* _What to produce_
Transcribe each of the records below exactly, excluding all pictures.
Begin
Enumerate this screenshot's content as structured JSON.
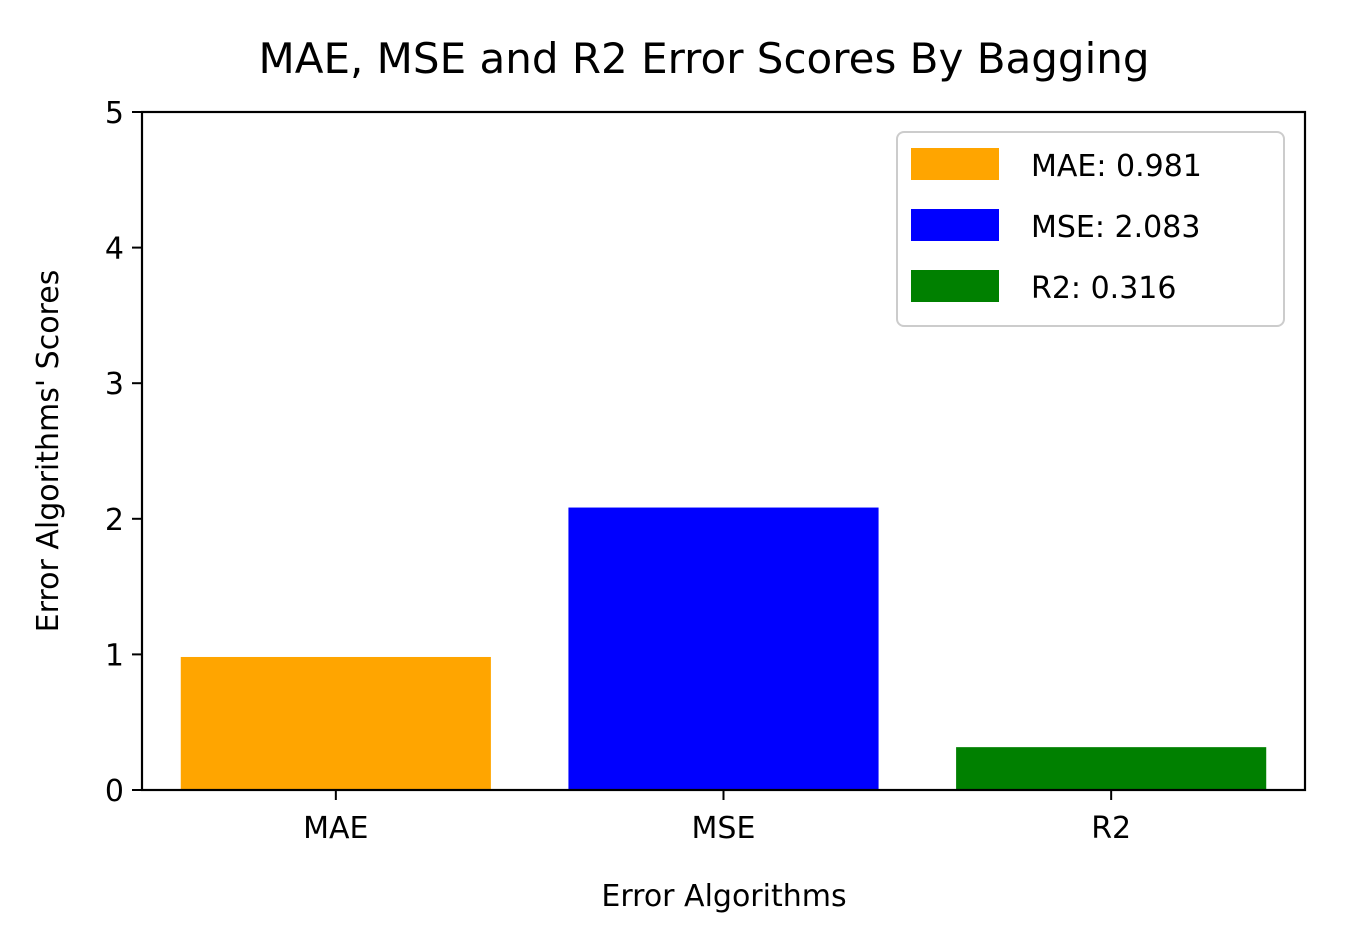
{
  "chart_data": {
    "type": "bar",
    "title": "MAE, MSE and R2 Error Scores By Bagging",
    "xlabel": "Error Algorithms",
    "ylabel": "Error Algorithms' Scores",
    "categories": [
      "MAE",
      "MSE",
      "R2"
    ],
    "values": [
      0.981,
      2.083,
      0.316
    ],
    "colors": [
      "#ffa500",
      "#0000ff",
      "#008000"
    ],
    "ylim": [
      0,
      5
    ],
    "yticks": [
      0,
      1,
      2,
      3,
      4,
      5
    ],
    "grid": false,
    "legend": {
      "placement": "top-right",
      "entries": [
        "MAE: 0.981",
        "MSE: 2.083",
        "R2: 0.316"
      ]
    }
  }
}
End
* _Exercise response_
Enumerate this screenshot's content as structured JSON.
{
  "chart_data": {
    "type": "bar",
    "title": "MAE, MSE and R2 Error Scores By Bagging",
    "xlabel": "Error Algorithms",
    "ylabel": "Error Algorithms' Scores",
    "categories": [
      "MAE",
      "MSE",
      "R2"
    ],
    "values": [
      0.981,
      2.083,
      0.316
    ],
    "colors": [
      "#ffa500",
      "#0000ff",
      "#008000"
    ],
    "ylim": [
      0,
      5
    ],
    "yticks": [
      0,
      1,
      2,
      3,
      4,
      5
    ],
    "grid": false,
    "legend": {
      "placement": "top-right",
      "entries": [
        "MAE: 0.981",
        "MSE: 2.083",
        "R2: 0.316"
      ]
    }
  }
}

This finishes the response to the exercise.